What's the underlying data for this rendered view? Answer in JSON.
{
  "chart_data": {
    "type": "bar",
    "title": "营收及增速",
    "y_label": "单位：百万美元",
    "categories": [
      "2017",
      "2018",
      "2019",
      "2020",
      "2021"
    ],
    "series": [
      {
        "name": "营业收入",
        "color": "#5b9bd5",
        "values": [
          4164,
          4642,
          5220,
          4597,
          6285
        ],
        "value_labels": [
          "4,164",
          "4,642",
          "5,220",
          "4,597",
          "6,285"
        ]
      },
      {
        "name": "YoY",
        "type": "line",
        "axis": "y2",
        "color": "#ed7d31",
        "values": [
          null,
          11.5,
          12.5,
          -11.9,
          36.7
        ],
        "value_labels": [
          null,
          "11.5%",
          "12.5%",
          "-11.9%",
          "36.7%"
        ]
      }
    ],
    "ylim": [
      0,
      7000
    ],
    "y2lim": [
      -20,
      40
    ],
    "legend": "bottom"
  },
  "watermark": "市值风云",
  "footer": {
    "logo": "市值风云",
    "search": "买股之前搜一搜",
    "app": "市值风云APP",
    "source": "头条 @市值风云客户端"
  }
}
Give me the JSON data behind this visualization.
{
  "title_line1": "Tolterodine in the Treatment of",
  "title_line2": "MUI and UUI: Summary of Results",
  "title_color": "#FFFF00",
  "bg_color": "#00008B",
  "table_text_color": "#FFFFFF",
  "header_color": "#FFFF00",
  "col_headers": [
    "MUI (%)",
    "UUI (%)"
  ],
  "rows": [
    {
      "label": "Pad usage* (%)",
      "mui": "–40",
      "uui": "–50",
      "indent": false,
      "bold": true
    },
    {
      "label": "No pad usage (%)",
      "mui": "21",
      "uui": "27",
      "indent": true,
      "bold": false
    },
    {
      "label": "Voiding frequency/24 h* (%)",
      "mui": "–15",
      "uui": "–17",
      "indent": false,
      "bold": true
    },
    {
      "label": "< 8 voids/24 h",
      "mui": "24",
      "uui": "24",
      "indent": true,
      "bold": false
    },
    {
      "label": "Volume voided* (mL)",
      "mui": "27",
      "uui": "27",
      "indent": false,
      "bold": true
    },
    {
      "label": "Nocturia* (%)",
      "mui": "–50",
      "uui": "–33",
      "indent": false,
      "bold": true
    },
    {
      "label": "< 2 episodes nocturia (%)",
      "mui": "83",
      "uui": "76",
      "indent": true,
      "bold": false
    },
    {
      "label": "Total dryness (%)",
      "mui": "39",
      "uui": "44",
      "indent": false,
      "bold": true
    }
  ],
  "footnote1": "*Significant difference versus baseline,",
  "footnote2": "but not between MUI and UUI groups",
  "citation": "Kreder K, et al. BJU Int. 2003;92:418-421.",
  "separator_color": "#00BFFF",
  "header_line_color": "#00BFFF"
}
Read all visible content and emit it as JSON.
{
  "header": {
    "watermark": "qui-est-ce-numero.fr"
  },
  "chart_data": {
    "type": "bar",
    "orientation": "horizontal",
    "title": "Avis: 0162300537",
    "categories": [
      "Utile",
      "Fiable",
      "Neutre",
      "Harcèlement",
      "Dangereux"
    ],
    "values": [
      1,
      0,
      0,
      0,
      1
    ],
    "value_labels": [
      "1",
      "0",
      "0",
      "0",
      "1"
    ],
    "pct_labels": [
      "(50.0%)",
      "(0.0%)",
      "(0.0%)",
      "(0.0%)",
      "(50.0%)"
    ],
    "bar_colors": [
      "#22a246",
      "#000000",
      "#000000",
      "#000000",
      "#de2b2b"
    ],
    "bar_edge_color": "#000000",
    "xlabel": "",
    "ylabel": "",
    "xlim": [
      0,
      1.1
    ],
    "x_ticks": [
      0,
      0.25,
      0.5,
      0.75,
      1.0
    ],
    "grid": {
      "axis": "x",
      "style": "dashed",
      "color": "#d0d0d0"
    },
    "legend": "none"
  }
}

=-=-=-=-=

TASK REQUIREMENTS: Copy out the material word for word and line for line.

TASK ANSWER:
What's the underlying data for this rendered view? Answer in JSON.
{
  "chart_data": {
    "type": "bar",
    "title": "营收及增速",
    "y_label": "单位：百万美元",
    "categories": [
      "2017",
      "2018",
      "2019",
      "2020",
      "2021"
    ],
    "series": [
      {
        "name": "营业收入",
        "color": "#5b9bd5",
        "values": [
          4164,
          4642,
          5220,
          4597,
          6285
        ],
        "value_labels": [
          "4,164",
          "4,642",
          "5,220",
          "4,597",
          "6,285"
        ]
      },
      {
        "name": "YoY",
        "type": "line",
        "axis": "y2",
        "color": "#ed7d31",
        "values": [
          null,
          11.5,
          12.5,
          -11.9,
          36.7
        ],
        "value_labels": [
          null,
          "11.5%",
          "12.5%",
          "-11.9%",
          "36.7%"
        ]
      }
    ],
    "ylim": [
      0,
      7000
    ],
    "y2lim": [
      -20,
      40
    ],
    "legend": "bottom"
  },
  "watermark": "市值风云",
  "footer": {
    "logo": "市值风云",
    "search": "买股之前搜一搜",
    "app": "市值风云APP",
    "source": "头条 @市值风云客户端"
  }
}
Give me the JSON data behind this visualization.
{
  "title_line1": "Tolterodine in the Treatment of",
  "title_line2": "MUI and UUI: Summary of Results",
  "title_color": "#FFFF00",
  "bg_color": "#00008B",
  "table_text_color": "#FFFFFF",
  "header_color": "#FFFF00",
  "col_headers": [
    "MUI (%)",
    "UUI (%)"
  ],
  "rows": [
    {
      "label": "Pad usage* (%)",
      "mui": "–40",
      "uui": "–50",
      "indent": false,
      "bold": true
    },
    {
      "label": "No pad usage (%)",
      "mui": "21",
      "uui": "27",
      "indent": true,
      "bold": false
    },
    {
      "label": "Voiding frequency/24 h* (%)",
      "mui": "–15",
      "uui": "–17",
      "indent": false,
      "bold": true
    },
    {
      "label": "< 8 voids/24 h",
      "mui": "24",
      "uui": "24",
      "indent": true,
      "bold": false
    },
    {
      "label": "Volume voided* (mL)",
      "mui": "27",
      "uui": "27",
      "indent": false,
      "bold": true
    },
    {
      "label": "Nocturia* (%)",
      "mui": "–50",
      "uui": "–33",
      "indent": false,
      "bold": true
    },
    {
      "label": "< 2 episodes nocturia (%)",
      "mui": "83",
      "uui": "76",
      "indent": true,
      "bold": false
    },
    {
      "label": "Total dryness (%)",
      "mui": "39",
      "uui": "44",
      "indent": false,
      "bold": true
    }
  ],
  "footnote1": "*Significant difference versus baseline,",
  "footnote2": "but not between MUI and UUI groups",
  "citation": "Kreder K, et al. BJU Int. 2003;92:418-421.",
  "separator_color": "#00BFFF",
  "header_line_color": "#00BFFF"
}
Read all visible content and emit it as JSON.
{
  "header": {
    "watermark": "qui-est-ce-numero.fr"
  },
  "chart_data": {
    "type": "bar",
    "orientation": "horizontal",
    "title": "Avis: 0162300537",
    "categories": [
      "Utile",
      "Fiable",
      "Neutre",
      "Harcèlement",
      "Dangereux"
    ],
    "values": [
      1,
      0,
      0,
      0,
      1
    ],
    "value_labels": [
      "1",
      "0",
      "0",
      "0",
      "1"
    ],
    "pct_labels": [
      "(50.0%)",
      "(0.0%)",
      "(0.0%)",
      "(0.0%)",
      "(50.0%)"
    ],
    "bar_colors": [
      "#22a246",
      "#000000",
      "#000000",
      "#000000",
      "#de2b2b"
    ],
    "bar_edge_color": "#000000",
    "xlabel": "",
    "ylabel": "",
    "xlim": [
      0,
      1.1
    ],
    "x_ticks": [
      0,
      0.25,
      0.5,
      0.75,
      1.0
    ],
    "grid": {
      "axis": "x",
      "style": "dashed",
      "color": "#d0d0d0"
    },
    "legend": "none"
  }
}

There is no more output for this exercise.